(Dataset records)
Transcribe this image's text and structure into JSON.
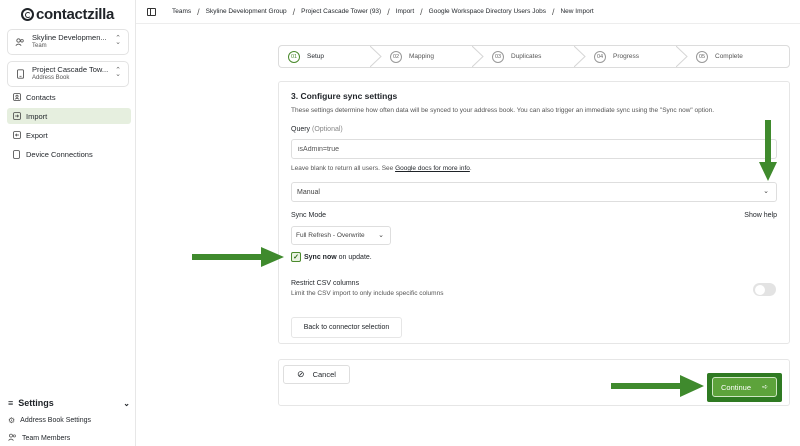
{
  "brand": {
    "name": "contactzilla"
  },
  "sidebar": {
    "team_switcher": {
      "name": "Skyline Developmen...",
      "type": "Team"
    },
    "book_switcher": {
      "name": "Project Cascade Tow...",
      "type": "Address Book"
    },
    "nav": [
      {
        "label": "Contacts",
        "icon": "contacts-icon"
      },
      {
        "label": "Import",
        "icon": "import-icon",
        "active": true
      },
      {
        "label": "Export",
        "icon": "export-icon"
      },
      {
        "label": "Device Connections",
        "icon": "device-icon"
      }
    ],
    "settings": {
      "label": "Settings",
      "items": [
        {
          "label": "Address Book Settings",
          "icon": "gear-icon"
        },
        {
          "label": "Team Members",
          "icon": "users-icon"
        }
      ]
    }
  },
  "breadcrumb": [
    "Teams",
    "Skyline Development Group",
    "Project Cascade Tower (93)",
    "Import",
    "Google Workspace Directory Users Jobs",
    "New Import"
  ],
  "stepper": [
    {
      "num": "01",
      "label": "Setup",
      "active": true
    },
    {
      "num": "02",
      "label": "Mapping"
    },
    {
      "num": "03",
      "label": "Duplicates"
    },
    {
      "num": "04",
      "label": "Progress"
    },
    {
      "num": "05",
      "label": "Complete"
    }
  ],
  "form": {
    "title": "3. Configure sync settings",
    "description": "These settings determine how often data will be synced to your address book. You can also trigger an immediate sync using the \"Sync now\" option.",
    "query_label": "Query",
    "query_optional": "(Optional)",
    "query_value": "isAdmin=true",
    "query_help": "Leave blank to return all users. See",
    "query_help_link": "Google docs for more info",
    "query_help_end": ".",
    "frequency_value": "Manual",
    "sync_mode_label": "Sync Mode",
    "show_help": "Show help",
    "sync_mode_value": "Full Refresh - Overwrite",
    "sync_now_bold": "Sync now",
    "sync_now_rest": "on update.",
    "sync_now_checked": true,
    "restrict_title": "Restrict CSV columns",
    "restrict_desc": "Limit the CSV import to only include specific columns",
    "restrict_enabled": false,
    "back_button": "Back to connector selection"
  },
  "footer": {
    "cancel": "Cancel",
    "continue": "Continue"
  },
  "colors": {
    "accent": "#5da33b",
    "annotation_arrow": "#3f8a2d"
  }
}
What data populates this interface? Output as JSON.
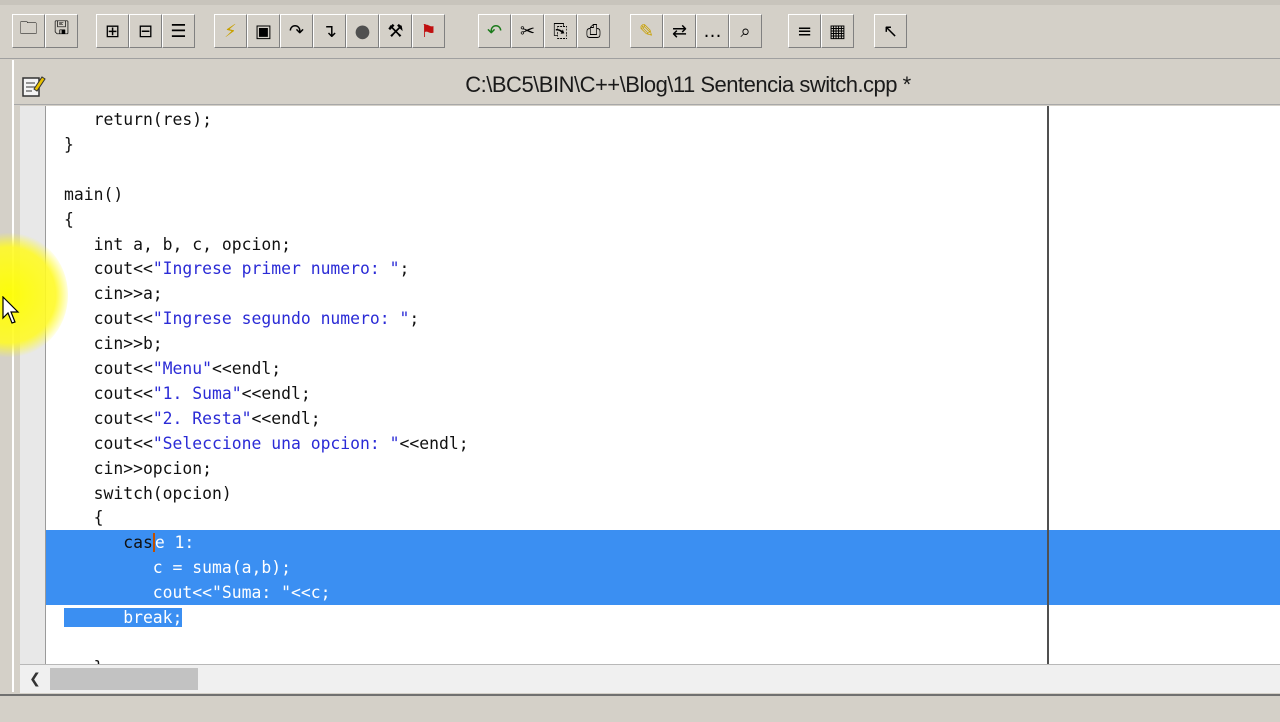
{
  "window": {
    "title": "C:\\BC5\\BIN\\C++\\Blog\\11 Sentencia switch.cpp *"
  },
  "toolbar": {
    "groups": [
      [
        "open-project-icon",
        "save-project-icon"
      ],
      [
        "add-node-icon",
        "delete-node-icon",
        "node-attributes-icon"
      ],
      [
        "lightning-make-icon",
        "compile-icon",
        "step-over-icon",
        "trace-into-icon",
        "stop-icon",
        "wrench-icon",
        "toggle-breakpoint-icon"
      ],
      [
        "undo-icon",
        "cut-icon",
        "copy-icon",
        "paste-icon"
      ],
      [
        "highlight-icon",
        "replace-icon",
        "find-next-icon",
        "search-again-icon"
      ],
      [
        "view-list-icon",
        "view-grid-icon"
      ],
      [
        "help-pointer-icon"
      ]
    ]
  },
  "code": {
    "lines": [
      [
        {
          "t": "   return(res);"
        }
      ],
      [
        {
          "t": "}"
        }
      ],
      [
        {
          "t": ""
        }
      ],
      [
        {
          "t": "main()"
        }
      ],
      [
        {
          "t": "{"
        }
      ],
      [
        {
          "t": "   int a, b, c, opcion;"
        }
      ],
      [
        {
          "t": "   cout<<"
        },
        {
          "t": "\"Ingrese primer numero: \"",
          "c": "str"
        },
        {
          "t": ";"
        }
      ],
      [
        {
          "t": "   cin>>a;"
        }
      ],
      [
        {
          "t": "   cout<<"
        },
        {
          "t": "\"Ingrese segundo numero: \"",
          "c": "str"
        },
        {
          "t": ";"
        }
      ],
      [
        {
          "t": "   cin>>b;"
        }
      ],
      [
        {
          "t": "   cout<<"
        },
        {
          "t": "\"Menu\"",
          "c": "str"
        },
        {
          "t": "<<endl;"
        }
      ],
      [
        {
          "t": "   cout<<"
        },
        {
          "t": "\"1. Suma\"",
          "c": "str"
        },
        {
          "t": "<<endl;"
        }
      ],
      [
        {
          "t": "   cout<<"
        },
        {
          "t": "\"2. Resta\"",
          "c": "str"
        },
        {
          "t": "<<endl;"
        }
      ],
      [
        {
          "t": "   cout<<"
        },
        {
          "t": "\"Seleccione una opcion: \"",
          "c": "str"
        },
        {
          "t": "<<endl;"
        }
      ],
      [
        {
          "t": "   cin>>opcion;"
        }
      ],
      [
        {
          "t": "   switch(opcion)"
        }
      ],
      [
        {
          "t": "   {"
        }
      ],
      [
        {
          "t": "      cas"
        },
        {
          "t": "e 1:",
          "c": "sel caret"
        }
      ],
      [
        {
          "t": "         c = suma(a,b);",
          "c": "sel"
        }
      ],
      [
        {
          "t": "         cout<<\"Suma: \"<<c;",
          "c": "sel"
        }
      ],
      [
        {
          "t": "      break;",
          "c": "sel"
        }
      ],
      [
        {
          "t": ""
        }
      ],
      [
        {
          "t": "   }"
        }
      ]
    ],
    "fullSelectedLines": [
      17,
      18,
      19
    ]
  }
}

Problem to work on: Without the pictures, copy the material exactly as given.

Result for this exercise:
Transcribe this image's text and structure into JSON.
{
  "brand": {
    "name": "contactzilla"
  },
  "sidebar": {
    "team_switcher": {
      "name": "Skyline Developmen...",
      "type": "Team"
    },
    "book_switcher": {
      "name": "Project Cascade Tow...",
      "type": "Address Book"
    },
    "nav": [
      {
        "label": "Contacts",
        "icon": "contacts-icon"
      },
      {
        "label": "Import",
        "icon": "import-icon",
        "active": true
      },
      {
        "label": "Export",
        "icon": "export-icon"
      },
      {
        "label": "Device Connections",
        "icon": "device-icon"
      }
    ],
    "settings": {
      "label": "Settings",
      "items": [
        {
          "label": "Address Book Settings",
          "icon": "gear-icon"
        },
        {
          "label": "Team Members",
          "icon": "users-icon"
        }
      ]
    }
  },
  "breadcrumb": [
    "Teams",
    "Skyline Development Group",
    "Project Cascade Tower (93)",
    "Import",
    "Google Workspace Directory Users Jobs",
    "New Import"
  ],
  "stepper": [
    {
      "num": "01",
      "label": "Setup",
      "active": true
    },
    {
      "num": "02",
      "label": "Mapping"
    },
    {
      "num": "03",
      "label": "Duplicates"
    },
    {
      "num": "04",
      "label": "Progress"
    },
    {
      "num": "05",
      "label": "Complete"
    }
  ],
  "form": {
    "title": "3. Configure sync settings",
    "description": "These settings determine how often data will be synced to your address book. You can also trigger an immediate sync using the \"Sync now\" option.",
    "query_label": "Query",
    "query_optional": "(Optional)",
    "query_value": "isAdmin=true",
    "query_help": "Leave blank to return all users. See",
    "query_help_link": "Google docs for more info",
    "query_help_end": ".",
    "frequency_value": "Manual",
    "sync_mode_label": "Sync Mode",
    "show_help": "Show help",
    "sync_mode_value": "Full Refresh - Overwrite",
    "sync_now_bold": "Sync now",
    "sync_now_rest": "on update.",
    "sync_now_checked": true,
    "restrict_title": "Restrict CSV columns",
    "restrict_desc": "Limit the CSV import to only include specific columns",
    "restrict_enabled": false,
    "back_button": "Back to connector selection"
  },
  "footer": {
    "cancel": "Cancel",
    "continue": "Continue"
  },
  "colors": {
    "accent": "#5da33b",
    "annotation_arrow": "#3f8a2d"
  }
}
What data populates this interface? Output as JSON.
{
  "window": {
    "title": "C:\\BC5\\BIN\\C++\\Blog\\11 Sentencia switch.cpp *"
  },
  "toolbar": {
    "groups": [
      [
        "open-project-icon",
        "save-project-icon"
      ],
      [
        "add-node-icon",
        "delete-node-icon",
        "node-attributes-icon"
      ],
      [
        "lightning-make-icon",
        "compile-icon",
        "step-over-icon",
        "trace-into-icon",
        "stop-icon",
        "wrench-icon",
        "toggle-breakpoint-icon"
      ],
      [
        "undo-icon",
        "cut-icon",
        "copy-icon",
        "paste-icon"
      ],
      [
        "highlight-icon",
        "replace-icon",
        "find-next-icon",
        "search-again-icon"
      ],
      [
        "view-list-icon",
        "view-grid-icon"
      ],
      [
        "help-pointer-icon"
      ]
    ]
  },
  "code": {
    "lines": [
      [
        {
          "t": "   return(res);"
        }
      ],
      [
        {
          "t": "}"
        }
      ],
      [
        {
          "t": ""
        }
      ],
      [
        {
          "t": "main()"
        }
      ],
      [
        {
          "t": "{"
        }
      ],
      [
        {
          "t": "   int a, b, c, opcion;"
        }
      ],
      [
        {
          "t": "   cout<<"
        },
        {
          "t": "\"Ingrese primer numero: \"",
          "c": "str"
        },
        {
          "t": ";"
        }
      ],
      [
        {
          "t": "   cin>>a;"
        }
      ],
      [
        {
          "t": "   cout<<"
        },
        {
          "t": "\"Ingrese segundo numero: \"",
          "c": "str"
        },
        {
          "t": ";"
        }
      ],
      [
        {
          "t": "   cin>>b;"
        }
      ],
      [
        {
          "t": "   cout<<"
        },
        {
          "t": "\"Menu\"",
          "c": "str"
        },
        {
          "t": "<<endl;"
        }
      ],
      [
        {
          "t": "   cout<<"
        },
        {
          "t": "\"1. Suma\"",
          "c": "str"
        },
        {
          "t": "<<endl;"
        }
      ],
      [
        {
          "t": "   cout<<"
        },
        {
          "t": "\"2. Resta\"",
          "c": "str"
        },
        {
          "t": "<<endl;"
        }
      ],
      [
        {
          "t": "   cout<<"
        },
        {
          "t": "\"Seleccione una opcion: \"",
          "c": "str"
        },
        {
          "t": "<<endl;"
        }
      ],
      [
        {
          "t": "   cin>>opcion;"
        }
      ],
      [
        {
          "t": "   switch(opcion)"
        }
      ],
      [
        {
          "t": "   {"
        }
      ],
      [
        {
          "t": "      cas"
        },
        {
          "t": "e 1:",
          "c": "sel caret"
        }
      ],
      [
        {
          "t": "         c = suma(a,b);",
          "c": "sel"
        }
      ],
      [
        {
          "t": "         cout<<\"Suma: \"<<c;",
          "c": "sel"
        }
      ],
      [
        {
          "t": "      break;",
          "c": "sel"
        }
      ],
      [
        {
          "t": ""
        }
      ],
      [
        {
          "t": "   }"
        }
      ]
    ],
    "fullSelectedLines": [
      17,
      18,
      19
    ]
  }
}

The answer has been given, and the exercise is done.